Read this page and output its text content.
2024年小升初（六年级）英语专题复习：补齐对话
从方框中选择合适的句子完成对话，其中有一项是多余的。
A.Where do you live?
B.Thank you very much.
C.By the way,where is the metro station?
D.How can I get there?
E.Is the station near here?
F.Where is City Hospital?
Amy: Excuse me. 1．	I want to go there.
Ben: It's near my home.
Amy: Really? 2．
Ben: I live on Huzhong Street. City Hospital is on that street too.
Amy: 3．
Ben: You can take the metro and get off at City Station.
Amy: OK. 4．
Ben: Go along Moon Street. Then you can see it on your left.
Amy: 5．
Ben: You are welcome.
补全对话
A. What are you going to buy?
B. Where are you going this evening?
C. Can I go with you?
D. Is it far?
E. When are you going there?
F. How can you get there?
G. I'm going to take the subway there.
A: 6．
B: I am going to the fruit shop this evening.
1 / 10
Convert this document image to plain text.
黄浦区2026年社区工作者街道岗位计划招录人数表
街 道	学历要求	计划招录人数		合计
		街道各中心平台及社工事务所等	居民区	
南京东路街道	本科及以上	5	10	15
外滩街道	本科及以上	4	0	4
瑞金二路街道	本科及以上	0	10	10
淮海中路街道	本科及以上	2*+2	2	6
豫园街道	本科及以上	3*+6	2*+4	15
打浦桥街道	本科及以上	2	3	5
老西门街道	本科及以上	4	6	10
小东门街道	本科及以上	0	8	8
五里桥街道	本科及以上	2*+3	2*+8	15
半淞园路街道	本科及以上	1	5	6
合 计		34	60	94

THE REQUEST | Each entry must be reproduced verbatim.

OUTPUT |
Read this page and output its text content.
2024年小升初（六年级）英语专题复习：补齐对话
从方框中选择合适的句子完成对话，其中有一项是多余的。
A.Where do you live?
B.Thank you very much.
C.By the way,where is the metro station?
D.How can I get there?
E.Is the station near here?
F.Where is City Hospital?
Amy: Excuse me. 1．	I want to go there.
Ben: It's near my home.
Amy: Really? 2．
Ben: I live on Huzhong Street. City Hospital is on that street too.
Amy: 3．
Ben: You can take the metro and get off at City Station.
Amy: OK. 4．
Ben: Go along Moon Street. Then you can see it on your left.
Amy: 5．
Ben: You are welcome.
补全对话
A. What are you going to buy?
B. Where are you going this evening?
C. Can I go with you?
D. Is it far?
E. When are you going there?
F. How can you get there?
G. I'm going to take the subway there.
A: 6．
B: I am going to the fruit shop this evening.
1 / 10
Convert this document image to plain text.
黄浦区2026年社区工作者街道岗位计划招录人数表
街 道	学历要求	计划招录人数		合计
		街道各中心平台及社工事务所等	居民区	
南京东路街道	本科及以上	5	10	15
外滩街道	本科及以上	4	0	4
瑞金二路街道	本科及以上	0	10	10
淮海中路街道	本科及以上	2*+2	2	6
豫园街道	本科及以上	3*+6	2*+4	15
打浦桥街道	本科及以上	2	3	5
老西门街道	本科及以上	4	6	10
小东门街道	本科及以上	0	8	8
五里桥街道	本科及以上	2*+3	2*+8	15
半淞园路街道	本科及以上	1	5	6
合 计		34	60	94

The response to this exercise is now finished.